Dataset listings of figures:
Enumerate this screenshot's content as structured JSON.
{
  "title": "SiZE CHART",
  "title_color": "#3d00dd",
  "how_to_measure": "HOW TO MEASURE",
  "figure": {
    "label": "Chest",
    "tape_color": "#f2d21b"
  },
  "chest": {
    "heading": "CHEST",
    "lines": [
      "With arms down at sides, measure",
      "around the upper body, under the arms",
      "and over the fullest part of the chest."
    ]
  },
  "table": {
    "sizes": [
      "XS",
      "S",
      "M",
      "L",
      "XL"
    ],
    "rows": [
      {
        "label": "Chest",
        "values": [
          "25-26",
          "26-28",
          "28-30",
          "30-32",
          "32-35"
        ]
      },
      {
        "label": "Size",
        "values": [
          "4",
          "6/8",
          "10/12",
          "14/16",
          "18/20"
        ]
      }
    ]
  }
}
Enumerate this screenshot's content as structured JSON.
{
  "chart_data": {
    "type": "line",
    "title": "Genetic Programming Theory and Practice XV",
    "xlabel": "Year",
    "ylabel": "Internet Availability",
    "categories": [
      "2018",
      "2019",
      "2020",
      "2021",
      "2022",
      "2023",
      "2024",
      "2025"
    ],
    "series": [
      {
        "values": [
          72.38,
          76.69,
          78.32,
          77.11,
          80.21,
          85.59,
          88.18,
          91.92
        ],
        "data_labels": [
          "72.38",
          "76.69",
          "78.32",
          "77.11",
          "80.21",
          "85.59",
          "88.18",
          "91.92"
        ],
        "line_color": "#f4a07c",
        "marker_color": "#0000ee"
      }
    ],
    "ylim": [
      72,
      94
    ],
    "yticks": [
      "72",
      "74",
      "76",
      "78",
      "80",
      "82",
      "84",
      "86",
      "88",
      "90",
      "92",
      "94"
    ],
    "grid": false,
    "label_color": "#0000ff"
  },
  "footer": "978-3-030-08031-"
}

Task requirements:
Extract every line containing the string "arms" from the material.

Solution to the problem:
      "With arms down at sides, measure",
      "around the upper body, under the arms",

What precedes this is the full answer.